____ SUPPLIED INFORMATION
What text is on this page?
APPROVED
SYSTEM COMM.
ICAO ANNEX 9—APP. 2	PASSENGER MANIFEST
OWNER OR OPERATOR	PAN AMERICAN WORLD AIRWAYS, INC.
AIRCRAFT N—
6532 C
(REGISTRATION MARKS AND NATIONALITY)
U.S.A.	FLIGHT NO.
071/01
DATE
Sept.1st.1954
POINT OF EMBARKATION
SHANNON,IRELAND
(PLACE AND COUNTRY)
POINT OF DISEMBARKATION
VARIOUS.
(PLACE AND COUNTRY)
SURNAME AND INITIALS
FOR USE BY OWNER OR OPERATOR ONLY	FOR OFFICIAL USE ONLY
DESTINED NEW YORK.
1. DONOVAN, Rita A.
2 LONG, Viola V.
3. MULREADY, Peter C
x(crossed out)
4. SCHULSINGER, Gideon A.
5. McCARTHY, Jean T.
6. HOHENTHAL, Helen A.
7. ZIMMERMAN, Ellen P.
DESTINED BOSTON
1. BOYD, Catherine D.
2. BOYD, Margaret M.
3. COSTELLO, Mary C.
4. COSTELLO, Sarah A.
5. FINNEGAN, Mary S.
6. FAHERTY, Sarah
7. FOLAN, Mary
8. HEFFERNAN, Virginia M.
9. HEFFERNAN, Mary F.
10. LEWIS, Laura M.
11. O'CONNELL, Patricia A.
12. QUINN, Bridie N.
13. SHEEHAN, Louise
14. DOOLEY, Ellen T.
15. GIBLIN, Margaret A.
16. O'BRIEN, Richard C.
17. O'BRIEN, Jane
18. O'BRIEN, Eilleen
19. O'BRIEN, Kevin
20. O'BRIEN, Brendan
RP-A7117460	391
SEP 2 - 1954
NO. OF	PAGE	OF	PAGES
________
Above are the records; retype every one exactly.

TASK ANSWER |
What text is on this page?
APPROVED
SYSTEM COMM.
ICAO ANNEX 9—APP. 2	PASSENGER MANIFEST
OWNER OR OPERATOR	PAN AMERICAN WORLD AIRWAYS, INC.
AIRCRAFT N—
6532 C
(REGISTRATION MARKS AND NATIONALITY)
U.S.A.	FLIGHT NO.
071/01
DATE
Sept.1st.1954
POINT OF EMBARKATION
SHANNON,IRELAND
(PLACE AND COUNTRY)
POINT OF DISEMBARKATION
VARIOUS.
(PLACE AND COUNTRY)
SURNAME AND INITIALS
FOR USE BY OWNER OR OPERATOR ONLY	FOR OFFICIAL USE ONLY
DESTINED NEW YORK.
1. DONOVAN, Rita A.
2 LONG, Viola V.
3. MULREADY, Peter C
x(crossed out)
4. SCHULSINGER, Gideon A.
5. McCARTHY, Jean T.
6. HOHENTHAL, Helen A.
7. ZIMMERMAN, Ellen P.
DESTINED BOSTON
1. BOYD, Catherine D.
2. BOYD, Margaret M.
3. COSTELLO, Mary C.
4. COSTELLO, Sarah A.
5. FINNEGAN, Mary S.
6. FAHERTY, Sarah
7. FOLAN, Mary
8. HEFFERNAN, Virginia M.
9. HEFFERNAN, Mary F.
10. LEWIS, Laura M.
11. O'CONNELL, Patricia A.
12. QUINN, Bridie N.
13. SHEEHAN, Louise
14. DOOLEY, Ellen T.
15. GIBLIN, Margaret A.
16. O'BRIEN, Richard C.
17. O'BRIEN, Jane
18. O'BRIEN, Eilleen
19. O'BRIEN, Kevin
20. O'BRIEN, Brendan
RP-A7117460	391
SEP 2 - 1954
NO. OF	PAGE	OF	PAGES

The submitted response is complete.